§ **RECORDS SHOWN**:
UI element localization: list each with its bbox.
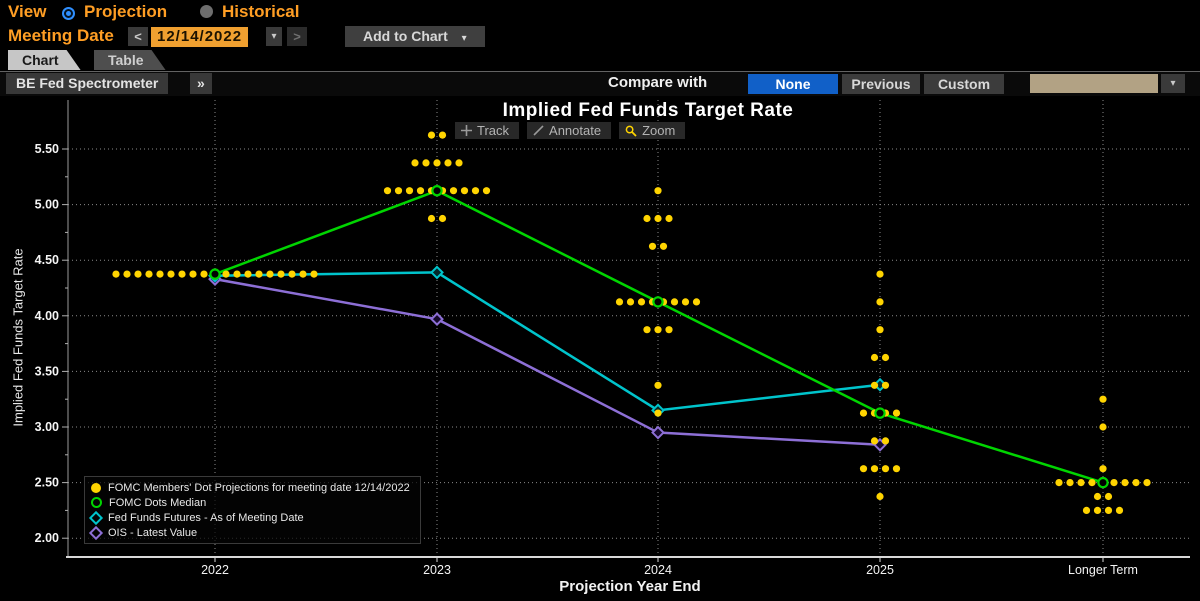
- zoom-button[interactable]: Zoom: [619, 122, 686, 139]
- svg-text:2025: 2025: [866, 563, 894, 577]
- axis-tick-labels: 5.50 5.00 4.50 4.00 3.50 3.00 2.50 2.00 2022 2023…: [35, 142, 1138, 577]
- compare-with-label: Compare with: [608, 74, 708, 91]
- svg-text:3.50: 3.50: [35, 364, 59, 378]
- view-label: View: [8, 2, 47, 21]
- dot-projections: [112, 131, 1151, 514]
- compare-previous-button[interactable]: Previous: [842, 74, 920, 94]
- zoom-magnifier-icon: [625, 125, 637, 137]
- median-line: [214, 189, 1104, 484]
- date-dropdown-caret[interactable]: ▾: [266, 27, 282, 46]
- legend-label: OIS - Latest Value: [108, 526, 198, 539]
- annotate-pencil-icon: [533, 125, 544, 136]
- axes: [62, 100, 1190, 562]
- legend-label: FOMC Dots Median: [109, 496, 207, 509]
- track-crosshair-icon: [461, 125, 472, 136]
- legend-item-fomc-median: FOMC Dots Median: [91, 495, 410, 510]
- purple-diamond-marker-icon: [88, 525, 104, 540]
- add-to-chart-label: Add to Chart: [363, 28, 448, 44]
- meeting-date-row: Meeting Date < 12/14/2022 ▾ > Add to Cha…: [0, 26, 1200, 48]
- source-title: BE Fed Spectrometer: [6, 73, 169, 94]
- historical-radio-label[interactable]: Historical: [222, 2, 300, 21]
- svg-text:3.00: 3.00: [35, 420, 59, 434]
- chart-legend: FOMC Members' Dot Projections for meetin…: [84, 476, 421, 544]
- zoom-label: Zoom: [642, 123, 676, 138]
- meeting-date-label: Meeting Date: [8, 26, 114, 45]
- prev-date-button[interactable]: <: [128, 27, 148, 46]
- legend-item-fed-funds-futures: Fed Funds Futures - As of Meeting Date: [88, 510, 410, 525]
- legend-item-ois: OIS - Latest Value: [88, 525, 410, 540]
- chart-tools: Track Annotate Zoom: [455, 122, 686, 139]
- ois-series: [208, 272, 887, 452]
- svg-text:4.50: 4.50: [35, 253, 59, 267]
- add-to-chart-caret: ▾: [461, 33, 467, 44]
- annotate-label: Annotate: [549, 123, 602, 138]
- svg-text:2.00: 2.00: [35, 531, 59, 545]
- custom-compare-caret[interactable]: ▾: [1161, 74, 1185, 93]
- svg-text:2023: 2023: [423, 563, 451, 577]
- custom-compare-select[interactable]: [1030, 74, 1158, 93]
- svg-text:2.50: 2.50: [35, 476, 59, 490]
- svg-text:2024: 2024: [644, 563, 672, 577]
- tab-table[interactable]: Table: [94, 50, 166, 70]
- tab-bar: Chart Table: [0, 50, 1200, 70]
- green-ring-marker-icon: [91, 497, 102, 508]
- median-markers: [209, 184, 1109, 489]
- tab-chart[interactable]: Chart: [8, 50, 81, 70]
- compare-custom-button[interactable]: Custom: [924, 74, 1004, 94]
- projection-radio-label[interactable]: Projection: [84, 2, 168, 21]
- svg-text:2022: 2022: [201, 563, 229, 577]
- next-date-button[interactable]: >: [287, 27, 307, 46]
- chart-title: Implied Fed Funds Target Rate: [502, 100, 794, 121]
- futures-series: [208, 265, 887, 418]
- compare-none-button[interactable]: None: [748, 74, 838, 94]
- track-label: Track: [477, 123, 510, 138]
- legend-label: FOMC Members' Dot Projections for meetin…: [108, 481, 410, 494]
- annotate-button[interactable]: Annotate: [527, 122, 612, 139]
- projection-radio[interactable]: [62, 7, 75, 20]
- historical-radio[interactable]: [200, 5, 213, 18]
- x-axis-title: Projection Year End: [559, 578, 701, 595]
- add-to-chart-button[interactable]: Add to Chart ▾: [345, 26, 485, 47]
- meeting-date-input[interactable]: 12/14/2022: [151, 27, 249, 47]
- svg-text:Longer Term: Longer Term: [1068, 563, 1138, 577]
- chart-toolbar-strip: BE Fed Spectrometer » Compare with None …: [0, 71, 1200, 96]
- legend-label: Fed Funds Futures - As of Meeting Date: [108, 511, 304, 524]
- yellow-dot-marker-icon: [91, 482, 101, 493]
- cyan-diamond-marker-icon: [88, 510, 104, 525]
- svg-text:4.00: 4.00: [35, 309, 59, 323]
- svg-text:5.50: 5.50: [35, 142, 59, 156]
- expand-panel-button[interactable]: »: [190, 73, 212, 94]
- view-row: View Projection Historical: [0, 2, 1200, 24]
- y-axis-title: Implied Fed Funds Target Rate: [10, 248, 26, 427]
- legend-item-dot-projections: FOMC Members' Dot Projections for meetin…: [91, 480, 410, 495]
- svg-text:5.00: 5.00: [35, 198, 59, 212]
- track-button[interactable]: Track: [455, 122, 520, 139]
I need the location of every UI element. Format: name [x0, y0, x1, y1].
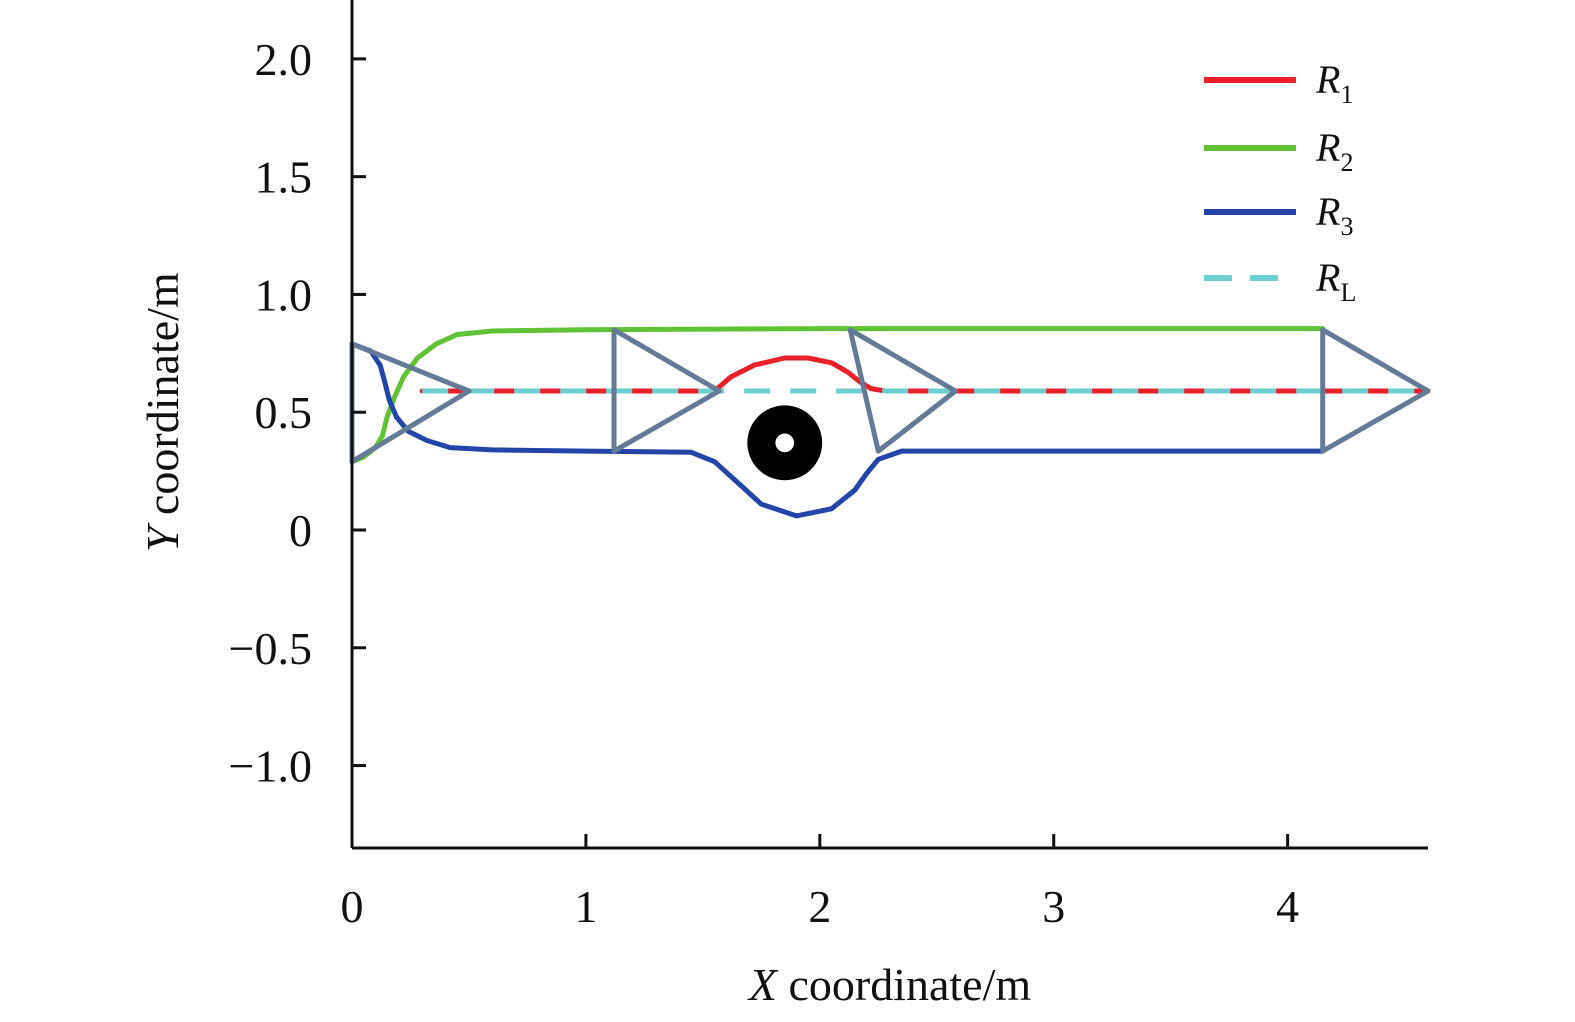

§ **EXERCISE PROMPT**: Reproduce every line of the records above word for word, omitting the pictures.

§ **FULL RESPONSE**:
UI element localization: list each with its bbox.
- zoom-button[interactable]: Zoom: [619, 122, 686, 139]
- svg-text:2025: 2025: [866, 563, 894, 577]
- axis-tick-labels: 5.50 5.00 4.50 4.00 3.50 3.00 2.50 2.00 2022 2023…: [35, 142, 1138, 577]
- compare-with-label: Compare with: [608, 74, 708, 91]
- svg-text:3.50: 3.50: [35, 364, 59, 378]
- view-label: View: [8, 2, 47, 21]
- dot-projections: [112, 131, 1151, 514]
- compare-previous-button[interactable]: Previous: [842, 74, 920, 94]
- zoom-magnifier-icon: [625, 125, 637, 137]
- median-line: [214, 189, 1104, 484]
- date-dropdown-caret[interactable]: ▾: [266, 27, 282, 46]
- legend-label: OIS - Latest Value: [108, 526, 198, 539]
- annotate-pencil-icon: [533, 125, 544, 136]
- axes: [62, 100, 1190, 562]
- legend-label: FOMC Dots Median: [109, 496, 207, 509]
- track-crosshair-icon: [461, 125, 472, 136]
- legend-item-fomc-median: FOMC Dots Median: [91, 495, 410, 510]
- purple-diamond-marker-icon: [88, 525, 104, 540]
- add-to-chart-label: Add to Chart: [363, 28, 448, 44]
- meeting-date-row: Meeting Date < 12/14/2022 ▾ > Add to Cha…: [0, 26, 1200, 48]
- source-title: BE Fed Spectrometer: [6, 73, 169, 94]
- historical-radio-label[interactable]: Historical: [222, 2, 300, 21]
- svg-text:3.00: 3.00: [35, 420, 59, 434]
- chart-legend: FOMC Members' Dot Projections for meetin…: [84, 476, 421, 544]
- zoom-label: Zoom: [642, 123, 676, 138]
- meeting-date-label: Meeting Date: [8, 26, 114, 45]
- prev-date-button[interactable]: <: [128, 27, 148, 46]
- legend-item-fed-funds-futures: Fed Funds Futures - As of Meeting Date: [88, 510, 410, 525]
- legend-item-ois: OIS - Latest Value: [88, 525, 410, 540]
- chart-tools: Track Annotate Zoom: [455, 122, 686, 139]
- ois-series: [208, 272, 887, 452]
- svg-text:4.50: 4.50: [35, 253, 59, 267]
- add-to-chart-caret: ▾: [461, 33, 467, 44]
- annotate-label: Annotate: [549, 123, 602, 138]
- svg-text:2.00: 2.00: [35, 531, 59, 545]
- custom-compare-caret[interactable]: ▾: [1161, 74, 1185, 93]
- svg-text:2023: 2023: [423, 563, 451, 577]
- custom-compare-select[interactable]: [1030, 74, 1158, 93]
- svg-text:2.50: 2.50: [35, 476, 59, 490]
- svg-text:2024: 2024: [644, 563, 672, 577]
- tab-table[interactable]: Table: [94, 50, 166, 70]
- tab-bar: Chart Table: [0, 50, 1200, 70]
- green-ring-marker-icon: [91, 497, 102, 508]
- median-markers: [209, 184, 1109, 489]
- tab-chart[interactable]: Chart: [8, 50, 81, 70]
- compare-custom-button[interactable]: Custom: [924, 74, 1004, 94]
- projection-radio-label[interactable]: Projection: [84, 2, 168, 21]
- svg-text:2022: 2022: [201, 563, 229, 577]
- next-date-button[interactable]: >: [287, 27, 307, 46]
- chart-title: Implied Fed Funds Target Rate: [502, 100, 794, 121]
- futures-series: [208, 265, 887, 418]
- compare-none-button[interactable]: None: [748, 74, 838, 94]
- track-label: Track: [477, 123, 510, 138]
- legend-label: FOMC Members' Dot Projections for meetin…: [108, 481, 410, 494]
- annotate-button[interactable]: Annotate: [527, 122, 612, 139]
- projection-radio[interactable]: [62, 7, 75, 20]
- historical-radio[interactable]: [200, 5, 213, 18]
- x-axis-title: Projection Year End: [559, 578, 701, 595]
- add-to-chart-button[interactable]: Add to Chart ▾: [345, 26, 485, 47]
- meeting-date-input[interactable]: 12/14/2022: [151, 27, 249, 47]
- svg-text:Longer Term: Longer Term: [1068, 563, 1138, 577]
- chart-toolbar-strip: BE Fed Spectrometer » Compare with None …: [0, 71, 1200, 96]
- legend-label: Fed Funds Futures - As of Meeting Date: [108, 511, 304, 524]
- yellow-dot-marker-icon: [91, 482, 101, 493]
- cyan-diamond-marker-icon: [88, 510, 104, 525]
- svg-text:4.00: 4.00: [35, 309, 59, 323]
- svg-text:5.50: 5.50: [35, 142, 59, 156]
- expand-panel-button[interactable]: »: [190, 73, 212, 94]
- view-row: View Projection Historical: [0, 2, 1200, 24]
- y-axis-title: Implied Fed Funds Target Rate: [10, 248, 26, 427]
- legend-item-dot-projections: FOMC Members' Dot Projections for meetin…: [91, 480, 410, 495]
- svg-text:5.00: 5.00: [35, 198, 59, 212]
- track-button[interactable]: Track: [455, 122, 520, 139]
I need the location of every UI element. Format: name [x0, y0, x1, y1].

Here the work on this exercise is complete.